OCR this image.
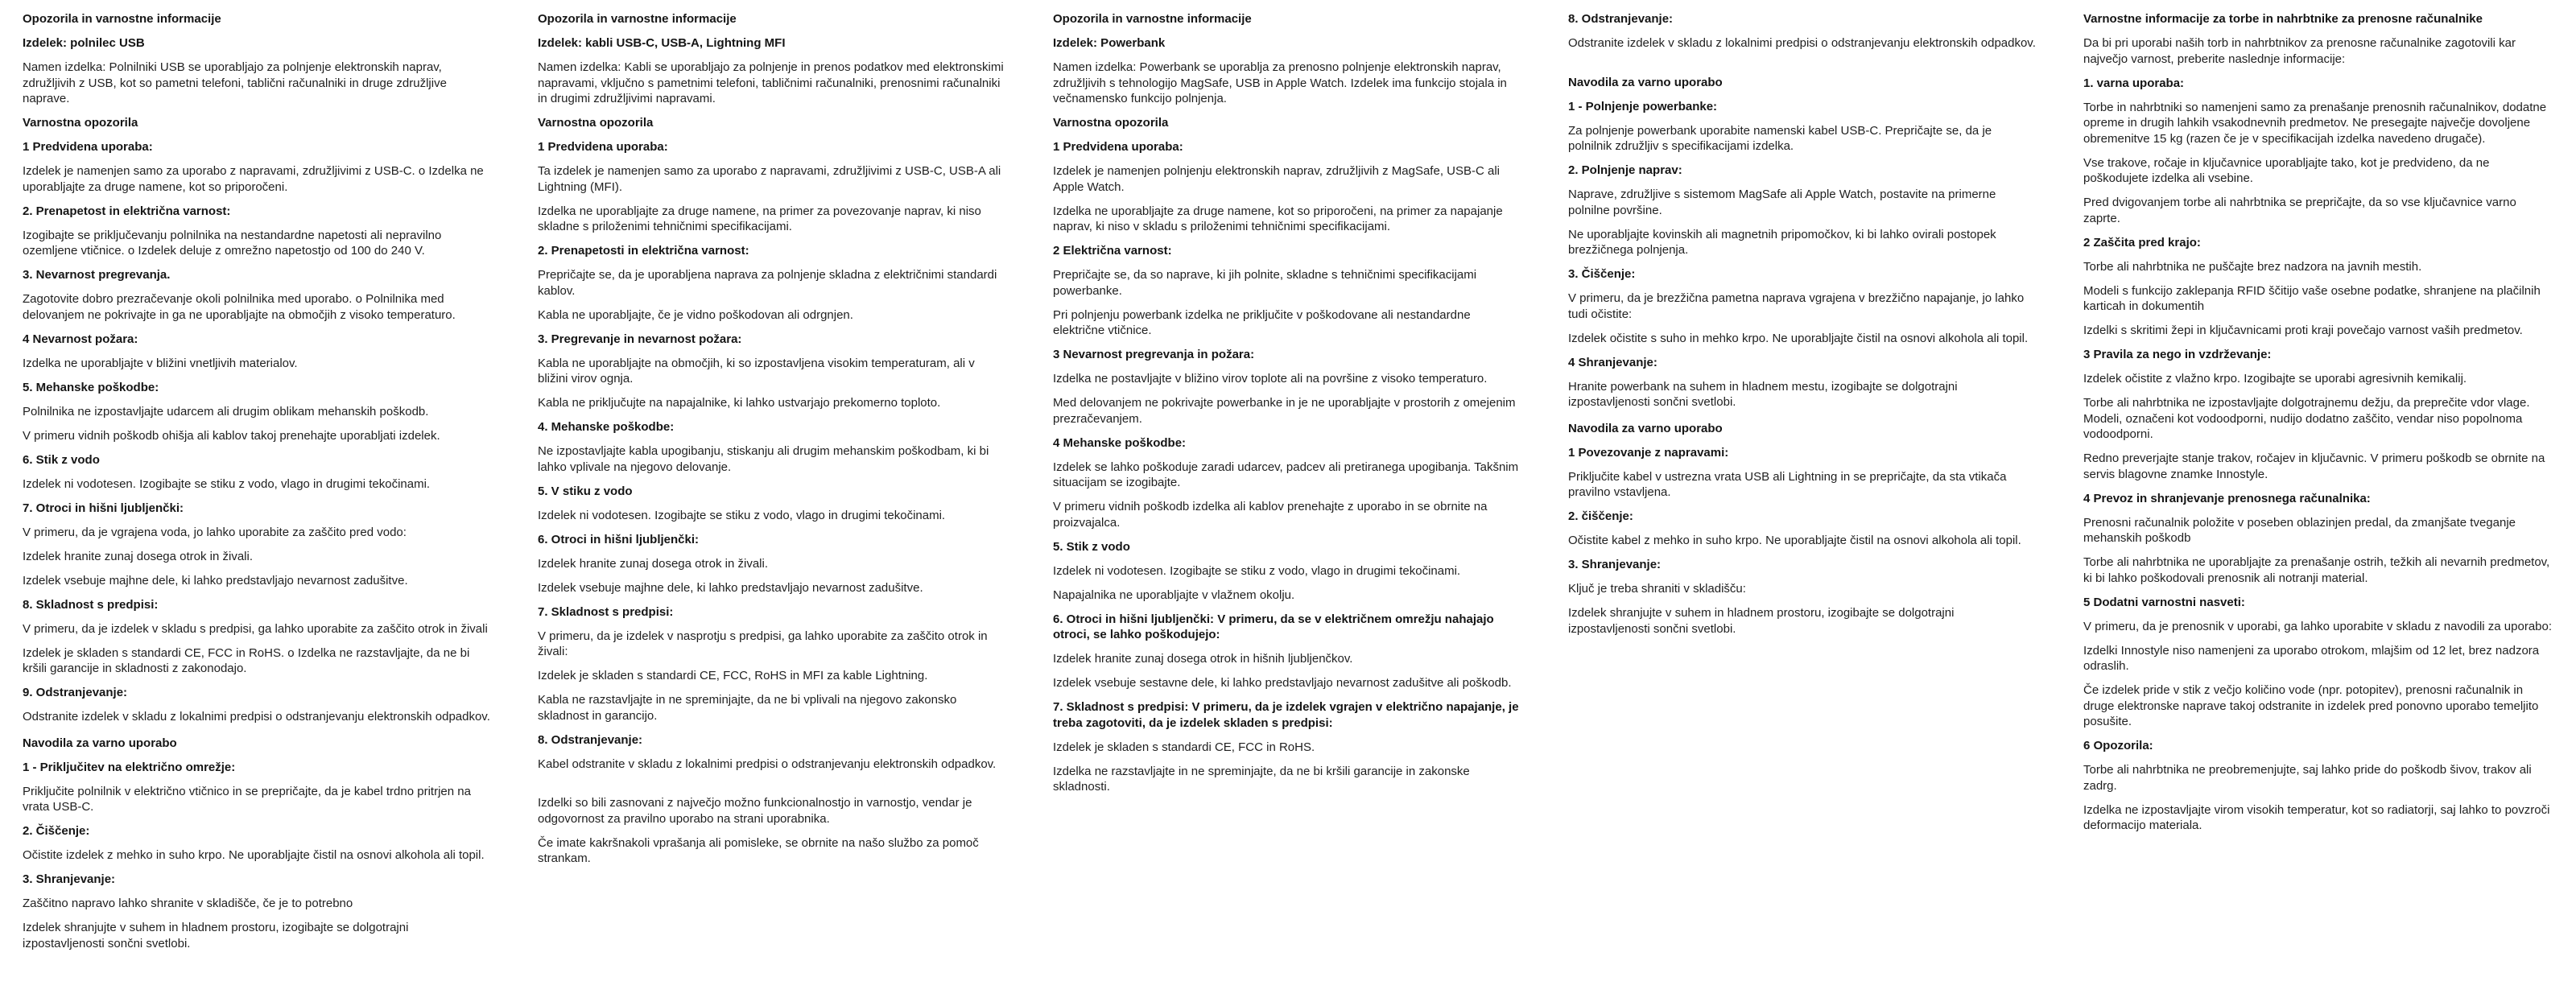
Opozorila in varnostne informacije

Izdelek: polnilec USB

Namen izdelka: Polnilniki USB se uporabljajo za polnjenje elektronskih naprav, združljivih z USB, kot so pametni telefoni, tablični računalniki in druge združljive naprave.

Varnostna opozorila

1 Predvidena uporaba:

Izdelek je namenjen samo za uporabo z napravami, združljivimi z USB-C. o Izdelka ne uporabljajte za druge namene, kot so priporočeni.

2. Prenapetost in električna varnost:

Izogibajte se priključevanju polnilnika na nestandardne napetosti ali nepravilno ozemljene vtičnice. o Izdelek deluje z omrežno napetostjo od 100 do 240 V.

3. Nevarnost pregrevanja.

Zagotovite dobro prezračevanje okoli polnilnika med uporabo. o Polnilnika med delovanjem ne pokrivajte in ga ne uporabljajte na območjih z visoko temperaturo.

4 Nevarnost požara:

Izdelka ne uporabljajte v bližini vnetljivih materialov.

5. Mehanske poškodbe:

Polnilnika ne izpostavljajte udarcem ali drugim oblikam mehanskih poškodb.

V primeru vidnih poškodb ohišja ali kablov takoj prenehajte uporabljati izdelek.

6. Stik z vodo

Izdelek ni vodotesen. Izogibajte se stiku z vodo, vlago in drugimi tekočinami.

7. Otroci in hišni ljubljenčki:

V primeru, da je vgrajena voda, jo lahko uporabite za zaščito pred vodo:

Izdelek hranite zunaj dosega otrok in živali.

Izdelek vsebuje majhne dele, ki lahko predstavljajo nevarnost zadušitve.

8. Skladnost s predpisi:

V primeru, da je izdelek v skladu s predpisi, ga lahko uporabite za zaščito otrok in živali

Izdelek je skladen s standardi CE, FCC in RoHS. o Izdelka ne razstavljajte, da ne bi kršili garancije in skladnosti z zakonodajo.

9. Odstranjevanje:

Odstranite izdelek v skladu z lokalnimi predpisi o odstranjevanju elektronskih odpadkov.

Navodila za varno uporabo

1 - Priključitev na električno omrežje:

Priključite polnilnik v električno vtičnico in se prepričajte, da je kabel trdno pritrjen na vrata USB-C.

2. Čiščenje:

Očistite izdelek z mehko in suho krpo. Ne uporabljajte čistil na osnovi alkohola ali topil.

3. Shranjevanje:

Zaščitno napravo lahko shranite v skladišče, če je to potrebno

Izdelek shranjujte v suhem in hladnem prostoru, izogibajte se dolgotrajni izpostavljenosti sončni svetlobi.

Opozorila in varnostne informacije

Izdelek: kabli USB-C, USB-A, Lightning MFI

Namen izdelka: Kabli se uporabljajo za polnjenje in prenos podatkov med elektronskimi napravami, vključno s pametnimi telefoni, tabličnimi računalniki, prenosnimi računalniki in drugimi združljivimi napravami.

Varnostna opozorila

1 Predvidena uporaba:

Ta izdelek je namenjen samo za uporabo z napravami, združljivimi z USB-C, USB-A ali Lightning (MFI).

Izdelka ne uporabljajte za druge namene, na primer za povezovanje naprav, ki niso skladne s priloženimi tehničnimi specifikacijami.

2. Prenapetosti in električna varnost:

Prepričajte se, da je uporabljena naprava za polnjenje skladna z električnimi standardi kablov.

Kabla ne uporabljajte, če je vidno poškodovan ali odrgnjen.

3. Pregrevanje in nevarnost požara:

Kabla ne uporabljajte na območjih, ki so izpostavljena visokim temperaturam, ali v bližini virov ognja.

Kabla ne priključujte na napajalnike, ki lahko ustvarjajo prekomerno toploto.

4. Mehanske poškodbe:

Ne izpostavljajte kabla upogibanju, stiskanju ali drugim mehanskim poškodbam, ki bi lahko vplivale na njegovo delovanje.

5. V stiku z vodo

Izdelek ni vodotesen. Izogibajte se stiku z vodo, vlago in drugimi tekočinami.

6. Otroci in hišni ljubljenčki:

Izdelek hranite zunaj dosega otrok in živali.

Izdelek vsebuje majhne dele, ki lahko predstavljajo nevarnost zadušitve.

7. Skladnost s predpisi:

V primeru, da je izdelek v nasprotju s predpisi, ga lahko uporabite za zaščito otrok in živali:

Izdelek je skladen s standardi CE, FCC, RoHS in MFI za kable Lightning.

Kabla ne razstavljajte in ne spreminjajte, da ne bi vplivali na njegovo zakonsko skladnost in garancijo.

8. Odstranjevanje:

Kabel odstranite v skladu z lokalnimi predpisi o odstranjevanju elektronskih odpadkov.

Izdelki so bili zasnovani z največjo možno funkcionalnostjo in varnostjo, vendar je odgovornost za pravilno uporabo na strani uporabnika.

Če imate kakršnakoli vprašanja ali pomisleke, se obrnite na našo službo za pomoč strankam.

Opozorila in varnostne informacije

Izdelek: Powerbank

Namen izdelka: Powerbank se uporablja za prenosno polnjenje elektronskih naprav, združljivih s tehnologijo MagSafe, USB in Apple Watch. Izdelek ima funkcijo stojala in večnamensko funkcijo polnjenja.

Varnostna opozorila

1 Predvidena uporaba:

Izdelek je namenjen polnjenju elektronskih naprav, združljivih z MagSafe, USB-C ali Apple Watch.

Izdelka ne uporabljajte za druge namene, kot so priporočeni, na primer za napajanje naprav, ki niso v skladu s priloženimi tehničnimi specifikacijami.

2 Električna varnost:

Prepričajte se, da so naprave, ki jih polnite, skladne s tehničnimi specifikacijami powerbanke.

Pri polnjenju powerbank izdelka ne priključite v poškodovane ali nestandardne električne vtičnice.

3 Nevarnost pregrevanja in požara:

Izdelka ne postavljajte v bližino virov toplote ali na površine z visoko temperaturo.

Med delovanjem ne pokrivajte powerbanke in je ne uporabljajte v prostorih z omejenim prezračevanjem.

4 Mehanske poškodbe:

Izdelek se lahko poškoduje zaradi udarcev, padcev ali pretiranega upogibanja. Takšnim situacijam se izogibajte.

V primeru vidnih poškodb izdelka ali kablov prenehajte z uporabo in se obrnite na proizvajalca.

5. Stik z vodo

Izdelek ni vodotesen. Izogibajte se stiku z vodo, vlago in drugimi tekočinami.

Napajalnika ne uporabljajte v vlažnem okolju.

6. Otroci in hišni ljubljenčki: V primeru, da se v električnem omrežju nahajajo otroci, se lahko poškodujejo:

Izdelek hranite zunaj dosega otrok in hišnih ljubljenčkov.

Izdelek vsebuje sestavne dele, ki lahko predstavljajo nevarnost zadušitve ali poškodb.

7. Skladnost s predpisi: V primeru, da je izdelek vgrajen v električno napajanje, je treba zagotoviti, da je izdelek skladen s predpisi:

Izdelek je skladen s standardi CE, FCC in RoHS.

Izdelka ne razstavljajte in ne spreminjajte, da ne bi kršili garancije in zakonske skladnosti.

8. Odstranjevanje:

Odstranite izdelek v skladu z lokalnimi predpisi o odstranjevanju elektronskih odpadkov.

Navodila za varno uporabo

1 - Polnjenje powerbanke:

Za polnjenje powerbank uporabite namenski kabel USB-C. Prepričajte se, da je polnilnik združljiv s specifikacijami izdelka.

2. Polnjenje naprav:

Naprave, združljive s sistemom MagSafe ali Apple Watch, postavite na primerne polnilne površine.

Ne uporabljajte kovinskih ali magnetnih pripomočkov, ki bi lahko ovirali postopek brezžičnega polnjenja.

3. Čiščenje:

V primeru, da je brezžična pametna naprava vgrajena v brezžično napajanje, jo lahko tudi očistite:

Izdelek očistite s suho in mehko krpo. Ne uporabljajte čistil na osnovi alkohola ali topil.

4 Shranjevanje:

Hranite powerbank na suhem in hladnem mestu, izogibajte se dolgotrajni izpostavljenosti sončni svetlobi.

Navodila za varno uporabo

1 Povezovanje z napravami:

Priključite kabel v ustrezna vrata USB ali Lightning in se prepričajte, da sta vtikača pravilno vstavljena.

2. čiščenje:

Očistite kabel z mehko in suho krpo. Ne uporabljajte čistil na osnovi alkohola ali topil.

3. Shranjevanje:

Ključ je treba shraniti v skladišču:

Izdelek shranjujte v suhem in hladnem prostoru, izogibajte se dolgotrajni izpostavljenosti sončni svetlobi.

Varnostne informacije za torbe in nahrbtnike za prenosne računalnike

Da bi pri uporabi naših torb in nahrbtnikov za prenosne računalnike zagotovili kar največjo varnost, preberite naslednje informacije:

1. varna uporaba:

Torbe in nahrbtniki so namenjeni samo za prenašanje prenosnih računalnikov, dodatne opreme in drugih lahkih vsakodnevnih predmetov. Ne presegajte največje dovoljene obremenitve 15 kg (razen če je v specifikacijah izdelka navedeno drugače).

Vse trakove, ročaje in ključavnice uporabljajte tako, kot je predvideno, da ne poškodujete izdelka ali vsebine.

Pred dvigovanjem torbe ali nahrbtnika se prepričajte, da so vse ključavnice varno zaprte.

2 Zaščita pred krajo:

Torbe ali nahrbtnika ne puščajte brez nadzora na javnih mestih.

Modeli s funkcijo zaklepanja RFID ščitijo vaše osebne podatke, shranjene na plačilnih karticah in dokumentih

Izdelki s skritimi žepi in ključavnicami proti kraji povečajo varnost vaših predmetov.

3 Pravila za nego in vzdrževanje:

Izdelek očistite z vlažno krpo. Izogibajte se uporabi agresivnih kemikalij.

Torbe ali nahrbtnika ne izpostavljajte dolgotrajnemu dežju, da preprečite vdor vlage. Modeli, označeni kot vodoodporni, nudijo dodatno zaščito, vendar niso popolnoma vodoodporni.

Redno preverjajte stanje trakov, ročajev in ključavnic. V primeru poškodb se obrnite na servis blagovne znamke Innostyle.

4 Prevoz in shranjevanje prenosnega računalnika:

Prenosni računalnik položite v poseben oblazinjen predal, da zmanjšate tveganje mehanskih poškodb

Torbe ali nahrbtnika ne uporabljajte za prenašanje ostrih, težkih ali nevarnih predmetov, ki bi lahko poškodovali prenosnik ali notranji material.

5 Dodatni varnostni nasveti:

V primeru, da je prenosnik v uporabi, ga lahko uporabite v skladu z navodili za uporabo:

Izdelki Innostyle niso namenjeni za uporabo otrokom, mlajšim od 12 let, brez nadzora odraslih.

Če izdelek pride v stik z večjo količino vode (npr. potopitev), prenosni računalnik in druge elektronske naprave takoj odstranite in izdelek pred ponovno uporabo temeljito posušite.

6 Opozorila:

Torbe ali nahrbtnika ne preobremenjujte, saj lahko pride do poškodb šivov, trakov ali zadrg.

Izdelka ne izpostavljajte virom visokih temperatur, kot so radiatorji, saj lahko to povzroči deformacijo materiala.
####################
TASK DIRECTIONS
The answer must be a single number: how many lines above contain the word "namene".

RESPONSE TO THE EXERCISE
3